* _Do this_
Only lines holding the word "around" should be copied from the material.

* _Input data_
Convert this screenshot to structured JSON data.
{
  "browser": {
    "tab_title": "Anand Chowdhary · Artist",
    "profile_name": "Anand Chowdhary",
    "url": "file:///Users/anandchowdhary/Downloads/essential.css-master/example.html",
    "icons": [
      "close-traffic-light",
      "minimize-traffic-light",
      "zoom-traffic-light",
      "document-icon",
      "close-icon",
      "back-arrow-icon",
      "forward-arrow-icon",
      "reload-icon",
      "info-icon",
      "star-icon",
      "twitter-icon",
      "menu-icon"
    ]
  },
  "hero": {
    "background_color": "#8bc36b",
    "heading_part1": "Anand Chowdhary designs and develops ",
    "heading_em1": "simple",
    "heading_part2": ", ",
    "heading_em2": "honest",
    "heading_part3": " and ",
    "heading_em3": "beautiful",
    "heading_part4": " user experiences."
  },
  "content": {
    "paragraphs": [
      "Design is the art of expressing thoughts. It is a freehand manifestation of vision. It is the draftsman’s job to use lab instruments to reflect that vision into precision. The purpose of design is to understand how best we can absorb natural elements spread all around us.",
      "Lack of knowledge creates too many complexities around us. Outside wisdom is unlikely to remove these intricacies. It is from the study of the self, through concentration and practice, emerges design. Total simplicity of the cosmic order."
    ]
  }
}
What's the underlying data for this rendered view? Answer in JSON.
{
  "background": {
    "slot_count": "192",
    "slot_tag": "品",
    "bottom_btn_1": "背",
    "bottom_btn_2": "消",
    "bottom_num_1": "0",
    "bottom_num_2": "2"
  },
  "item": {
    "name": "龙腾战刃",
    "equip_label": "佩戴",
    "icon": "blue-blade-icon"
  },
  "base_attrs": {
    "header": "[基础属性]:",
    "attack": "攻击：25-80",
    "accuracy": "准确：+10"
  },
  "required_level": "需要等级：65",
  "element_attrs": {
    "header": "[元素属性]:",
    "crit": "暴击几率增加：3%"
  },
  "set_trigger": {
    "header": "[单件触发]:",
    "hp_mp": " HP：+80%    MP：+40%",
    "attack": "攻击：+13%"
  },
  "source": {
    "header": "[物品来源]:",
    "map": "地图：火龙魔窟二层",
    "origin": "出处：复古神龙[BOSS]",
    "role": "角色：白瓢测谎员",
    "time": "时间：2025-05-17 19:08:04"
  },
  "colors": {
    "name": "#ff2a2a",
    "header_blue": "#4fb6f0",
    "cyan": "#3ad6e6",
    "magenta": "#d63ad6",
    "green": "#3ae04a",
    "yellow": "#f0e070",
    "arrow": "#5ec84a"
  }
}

* _Reply_
      "Design is the art of expressing thoughts. It is a freehand manifestation of vision. It is the draftsman’s job to use lab instruments to reflect that vision into precision. The purpose of design is to understand how best we can absorb natural elements spread all around us.",
      "Lack of knowledge creates too many complexities around us. Outside wisdom is unlikely to remove these intricacies. It is from the study of the self, through concentration and practice, emerges design. Total simplicity of the cosmic order."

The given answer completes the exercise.